> [THE TASK]:
Each line of the material must be repeated precisely, with the pictures left out.

> [RECORDS PROVIDED]:

==============================

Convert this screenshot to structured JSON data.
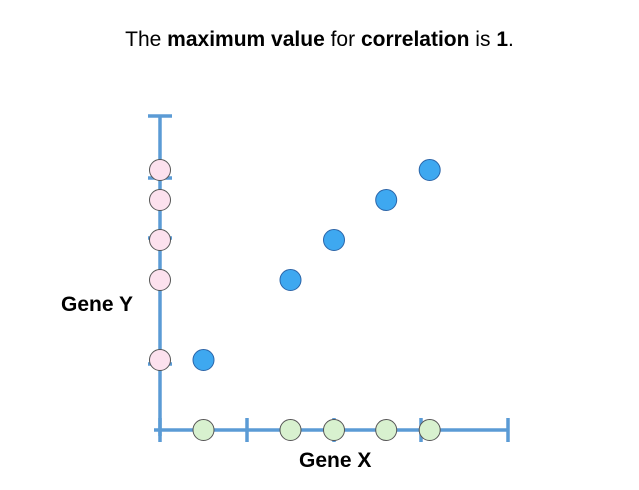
{
  "headline": {
    "prefix": "The ",
    "term_1": "maximum value",
    "middle_1": " for ",
    "term_2": "correlation",
    "middle_2": " is ",
    "value": "1",
    "suffix": "."
  },
  "axes": {
    "x_label": "Gene X",
    "y_label": "Gene Y"
  },
  "chart_data": {
    "type": "scatter",
    "title": "",
    "xlabel": "Gene X",
    "ylabel": "Gene Y",
    "xlim": [
      0,
      4
    ],
    "ylim": [
      0,
      3.1
    ],
    "x": [
      0.5,
      1.5,
      2.0,
      2.6,
      3.1
    ],
    "y": [
      0.7,
      1.5,
      1.9,
      2.3,
      2.6
    ],
    "colors": {
      "points": "#3ea8f0",
      "point_outline": "#2a64a8",
      "x_projection": "#d8f1cf",
      "y_projection": "#fce1ee",
      "axis": "#5b9bd5",
      "marker_outline": "#555555"
    }
  }
}
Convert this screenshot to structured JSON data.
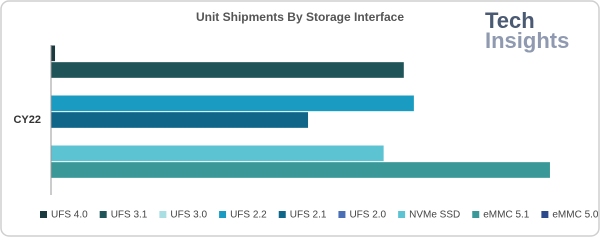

==============================

> [THE OUTPUT]:
Convert this screenshot to structured JSON data.
{
  "headline": {
    "prefix": "The ",
    "term_1": "maximum value",
    "middle_1": " for ",
    "term_2": "correlation",
    "middle_2": " is ",
    "value": "1",
    "suffix": "."
  },
  "axes": {
    "x_label": "Gene X",
    "y_label": "Gene Y"
  },
  "chart_data": {
    "type": "scatter",
    "title": "",
    "xlabel": "Gene X",
    "ylabel": "Gene Y",
    "xlim": [
      0,
      4
    ],
    "ylim": [
      0,
      3.1
    ],
    "x": [
      0.5,
      1.5,
      2.0,
      2.6,
      3.1
    ],
    "y": [
      0.7,
      1.5,
      1.9,
      2.3,
      2.6
    ],
    "colors": {
      "points": "#3ea8f0",
      "point_outline": "#2a64a8",
      "x_projection": "#d8f1cf",
      "y_projection": "#fce1ee",
      "axis": "#5b9bd5",
      "marker_outline": "#555555"
    }
  }
}
Convert this screenshot to structured JSON data.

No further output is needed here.